Set exercise
Copy out all the lines in the records that include the word "employee".

• • • • •

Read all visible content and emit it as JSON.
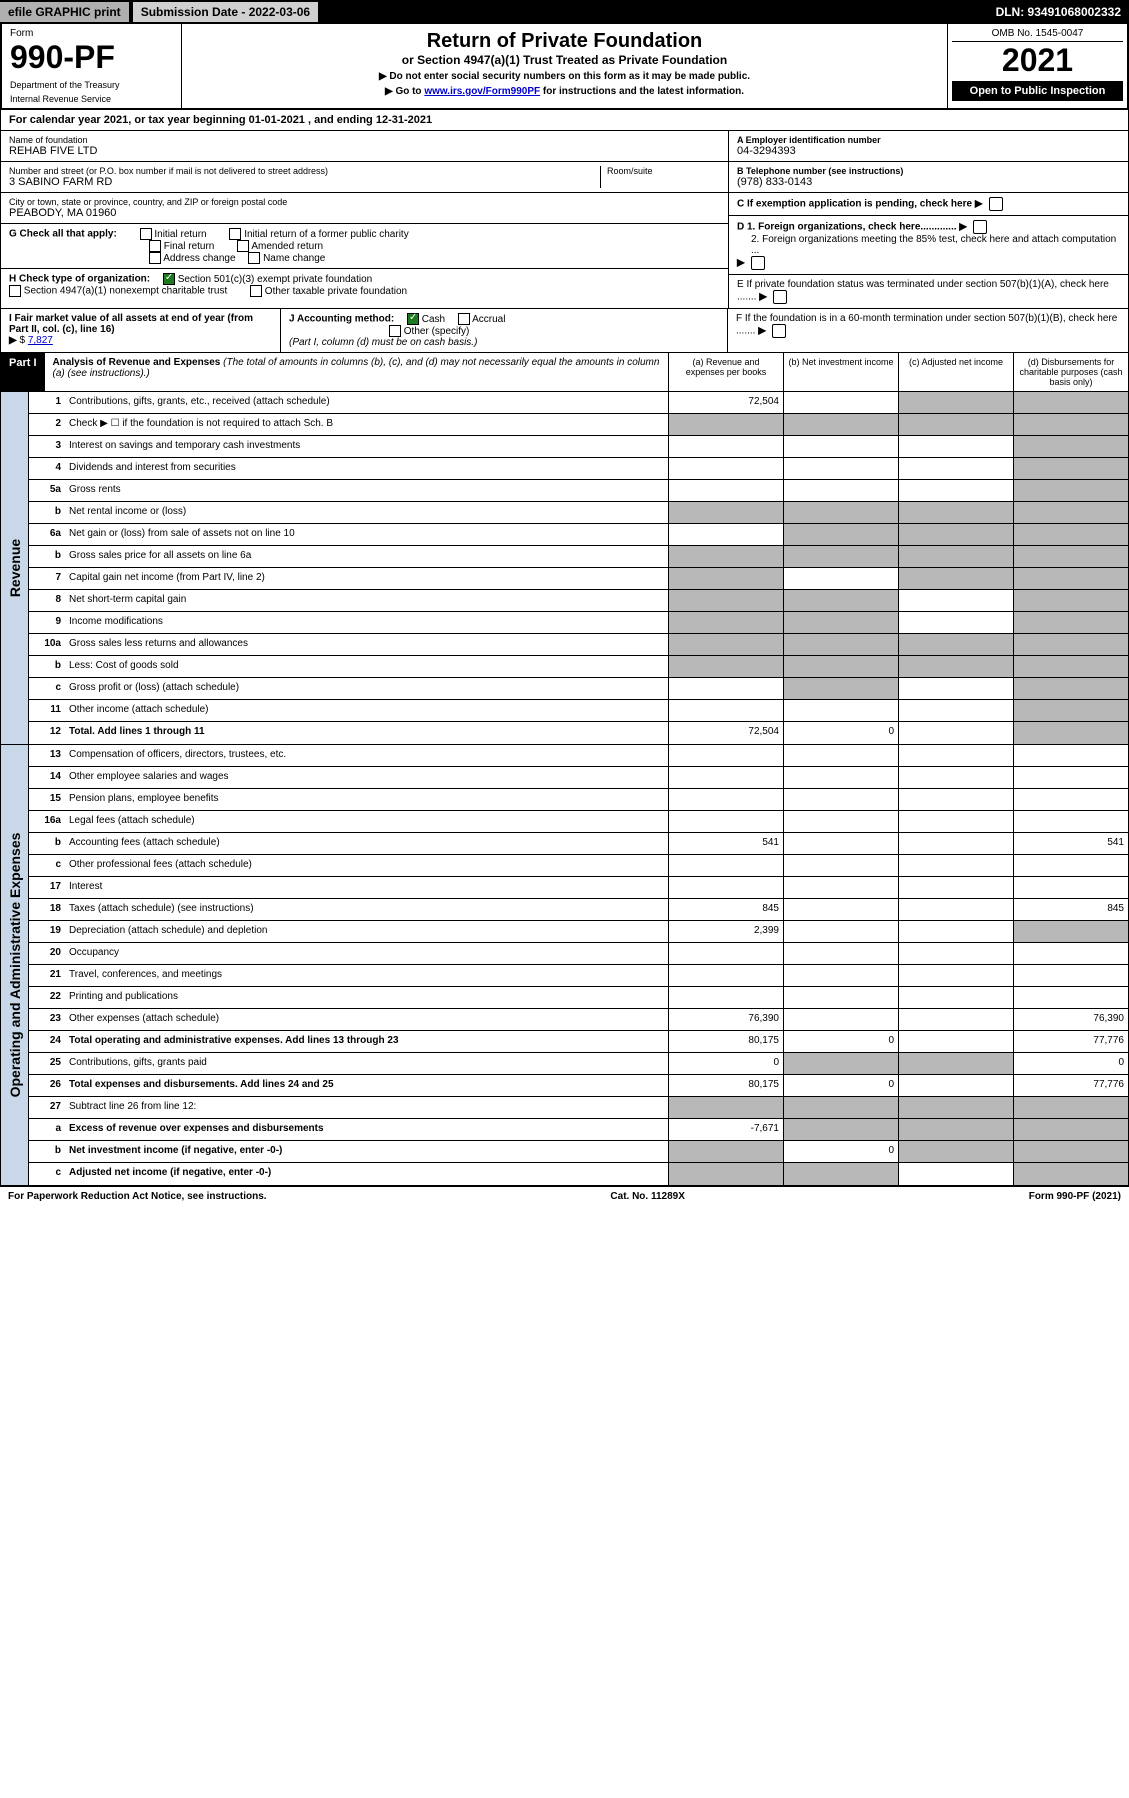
{
  "topbar": {
    "efile": "efile GRAPHIC print",
    "subdate_label": "Submission Date - 2022-03-06",
    "dln": "DLN: 93491068002332"
  },
  "header": {
    "form_label": "Form",
    "form_number": "990-PF",
    "dept1": "Department of the Treasury",
    "dept2": "Internal Revenue Service",
    "title": "Return of Private Foundation",
    "subtitle": "or Section 4947(a)(1) Trust Treated as Private Foundation",
    "note1": "▶ Do not enter social security numbers on this form as it may be made public.",
    "note2_pre": "▶ Go to ",
    "note2_link": "www.irs.gov/Form990PF",
    "note2_post": " for instructions and the latest information.",
    "omb": "OMB No. 1545-0047",
    "year": "2021",
    "open": "Open to Public Inspection"
  },
  "calendar": {
    "text_pre": "For calendar year 2021, or tax year beginning ",
    "begin": "01-01-2021",
    "text_mid": " , and ending ",
    "end": "12-31-2021"
  },
  "info": {
    "name_label": "Name of foundation",
    "name": "REHAB FIVE LTD",
    "addr_label": "Number and street (or P.O. box number if mail is not delivered to street address)",
    "addr": "3 SABINO FARM RD",
    "room_label": "Room/suite",
    "city_label": "City or town, state or province, country, and ZIP or foreign postal code",
    "city": "PEABODY, MA  01960",
    "a_label": "A Employer identification number",
    "a_val": "04-3294393",
    "b_label": "B Telephone number (see instructions)",
    "b_val": "(978) 833-0143",
    "c_label": "C If exemption application is pending, check here",
    "d1": "D 1. Foreign organizations, check here.............",
    "d2": "2. Foreign organizations meeting the 85% test, check here and attach computation ...",
    "e": "E  If private foundation status was terminated under section 507(b)(1)(A), check here .......",
    "f": "F  If the foundation is in a 60-month termination under section 507(b)(1)(B), check here .......",
    "g_label": "G Check all that apply:",
    "g_opts": [
      "Initial return",
      "Initial return of a former public charity",
      "Final return",
      "Amended return",
      "Address change",
      "Name change"
    ],
    "h_label": "H Check type of organization:",
    "h_opt1": "Section 501(c)(3) exempt private foundation",
    "h_opt2": "Section 4947(a)(1) nonexempt charitable trust",
    "h_opt3": "Other taxable private foundation",
    "i_label": "I Fair market value of all assets at end of year (from Part II, col. (c), line 16)",
    "i_val": "7,827",
    "j_label": "J Accounting method:",
    "j_cash": "Cash",
    "j_accrual": "Accrual",
    "j_other": "Other (specify)",
    "j_note": "(Part I, column (d) must be on cash basis.)"
  },
  "part1": {
    "label": "Part I",
    "title": "Analysis of Revenue and Expenses",
    "title_note": " (The total of amounts in columns (b), (c), and (d) may not necessarily equal the amounts in column (a) (see instructions).)",
    "col_a": "(a)   Revenue and expenses per books",
    "col_b": "(b)   Net investment income",
    "col_c": "(c)   Adjusted net income",
    "col_d": "(d)   Disbursements for charitable purposes (cash basis only)"
  },
  "side": {
    "revenue": "Revenue",
    "expenses": "Operating and Administrative Expenses"
  },
  "rows": [
    {
      "n": "1",
      "label": "Contributions, gifts, grants, etc., received (attach schedule)",
      "a": "72,504",
      "b": "",
      "c": "",
      "d": "",
      "grey": [
        "c",
        "d"
      ]
    },
    {
      "n": "2",
      "label": "Check ▶ ☐ if the foundation is not required to attach Sch. B",
      "a": "",
      "b": "",
      "c": "",
      "d": "",
      "grey": [
        "a",
        "b",
        "c",
        "d"
      ]
    },
    {
      "n": "3",
      "label": "Interest on savings and temporary cash investments",
      "a": "",
      "b": "",
      "c": "",
      "d": "",
      "grey": [
        "d"
      ]
    },
    {
      "n": "4",
      "label": "Dividends and interest from securities",
      "a": "",
      "b": "",
      "c": "",
      "d": "",
      "grey": [
        "d"
      ]
    },
    {
      "n": "5a",
      "label": "Gross rents",
      "a": "",
      "b": "",
      "c": "",
      "d": "",
      "grey": [
        "d"
      ]
    },
    {
      "n": "b",
      "label": "Net rental income or (loss)",
      "a": "",
      "b": "",
      "c": "",
      "d": "",
      "grey": [
        "a",
        "b",
        "c",
        "d"
      ]
    },
    {
      "n": "6a",
      "label": "Net gain or (loss) from sale of assets not on line 10",
      "a": "",
      "b": "",
      "c": "",
      "d": "",
      "grey": [
        "b",
        "c",
        "d"
      ]
    },
    {
      "n": "b",
      "label": "Gross sales price for all assets on line 6a",
      "a": "",
      "b": "",
      "c": "",
      "d": "",
      "grey": [
        "a",
        "b",
        "c",
        "d"
      ]
    },
    {
      "n": "7",
      "label": "Capital gain net income (from Part IV, line 2)",
      "a": "",
      "b": "",
      "c": "",
      "d": "",
      "grey": [
        "a",
        "c",
        "d"
      ]
    },
    {
      "n": "8",
      "label": "Net short-term capital gain",
      "a": "",
      "b": "",
      "c": "",
      "d": "",
      "grey": [
        "a",
        "b",
        "d"
      ]
    },
    {
      "n": "9",
      "label": "Income modifications",
      "a": "",
      "b": "",
      "c": "",
      "d": "",
      "grey": [
        "a",
        "b",
        "d"
      ]
    },
    {
      "n": "10a",
      "label": "Gross sales less returns and allowances",
      "a": "",
      "b": "",
      "c": "",
      "d": "",
      "grey": [
        "a",
        "b",
        "c",
        "d"
      ]
    },
    {
      "n": "b",
      "label": "Less: Cost of goods sold",
      "a": "",
      "b": "",
      "c": "",
      "d": "",
      "grey": [
        "a",
        "b",
        "c",
        "d"
      ]
    },
    {
      "n": "c",
      "label": "Gross profit or (loss) (attach schedule)",
      "a": "",
      "b": "",
      "c": "",
      "d": "",
      "grey": [
        "b",
        "d"
      ]
    },
    {
      "n": "11",
      "label": "Other income (attach schedule)",
      "a": "",
      "b": "",
      "c": "",
      "d": "",
      "grey": [
        "d"
      ]
    },
    {
      "n": "12",
      "label": "Total. Add lines 1 through 11",
      "bold": true,
      "a": "72,504",
      "b": "0",
      "c": "",
      "d": "",
      "grey": [
        "d"
      ]
    }
  ],
  "exp_rows": [
    {
      "n": "13",
      "label": "Compensation of officers, directors, trustees, etc.",
      "a": "",
      "b": "",
      "c": "",
      "d": ""
    },
    {
      "n": "14",
      "label": "Other employee salaries and wages",
      "a": "",
      "b": "",
      "c": "",
      "d": ""
    },
    {
      "n": "15",
      "label": "Pension plans, employee benefits",
      "a": "",
      "b": "",
      "c": "",
      "d": ""
    },
    {
      "n": "16a",
      "label": "Legal fees (attach schedule)",
      "a": "",
      "b": "",
      "c": "",
      "d": ""
    },
    {
      "n": "b",
      "label": "Accounting fees (attach schedule)",
      "a": "541",
      "b": "",
      "c": "",
      "d": "541"
    },
    {
      "n": "c",
      "label": "Other professional fees (attach schedule)",
      "a": "",
      "b": "",
      "c": "",
      "d": ""
    },
    {
      "n": "17",
      "label": "Interest",
      "a": "",
      "b": "",
      "c": "",
      "d": ""
    },
    {
      "n": "18",
      "label": "Taxes (attach schedule) (see instructions)",
      "a": "845",
      "b": "",
      "c": "",
      "d": "845"
    },
    {
      "n": "19",
      "label": "Depreciation (attach schedule) and depletion",
      "a": "2,399",
      "b": "",
      "c": "",
      "d": "",
      "grey": [
        "d"
      ]
    },
    {
      "n": "20",
      "label": "Occupancy",
      "a": "",
      "b": "",
      "c": "",
      "d": ""
    },
    {
      "n": "21",
      "label": "Travel, conferences, and meetings",
      "a": "",
      "b": "",
      "c": "",
      "d": ""
    },
    {
      "n": "22",
      "label": "Printing and publications",
      "a": "",
      "b": "",
      "c": "",
      "d": ""
    },
    {
      "n": "23",
      "label": "Other expenses (attach schedule)",
      "a": "76,390",
      "b": "",
      "c": "",
      "d": "76,390"
    },
    {
      "n": "24",
      "label": "Total operating and administrative expenses. Add lines 13 through 23",
      "bold": true,
      "a": "80,175",
      "b": "0",
      "c": "",
      "d": "77,776"
    },
    {
      "n": "25",
      "label": "Contributions, gifts, grants paid",
      "a": "0",
      "b": "",
      "c": "",
      "d": "0",
      "grey": [
        "b",
        "c"
      ]
    },
    {
      "n": "26",
      "label": "Total expenses and disbursements. Add lines 24 and 25",
      "bold": true,
      "a": "80,175",
      "b": "0",
      "c": "",
      "d": "77,776"
    },
    {
      "n": "27",
      "label": "Subtract line 26 from line 12:",
      "a": "",
      "b": "",
      "c": "",
      "d": "",
      "grey": [
        "a",
        "b",
        "c",
        "d"
      ]
    },
    {
      "n": "a",
      "label": "Excess of revenue over expenses and disbursements",
      "bold": true,
      "a": "-7,671",
      "b": "",
      "c": "",
      "d": "",
      "grey": [
        "b",
        "c",
        "d"
      ]
    },
    {
      "n": "b",
      "label": "Net investment income (if negative, enter -0-)",
      "bold": true,
      "a": "",
      "b": "0",
      "c": "",
      "d": "",
      "grey": [
        "a",
        "c",
        "d"
      ]
    },
    {
      "n": "c",
      "label": "Adjusted net income (if negative, enter -0-)",
      "bold": true,
      "a": "",
      "b": "",
      "c": "",
      "d": "",
      "grey": [
        "a",
        "b",
        "d"
      ]
    }
  ],
  "footer": {
    "left": "For Paperwork Reduction Act Notice, see instructions.",
    "mid": "Cat. No. 11289X",
    "right": "Form 990-PF (2021)"
  }
}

• • • • •

Written reply
      "label": "Other employee salaries and wages",
      "label": "Pension plans, employee benefits",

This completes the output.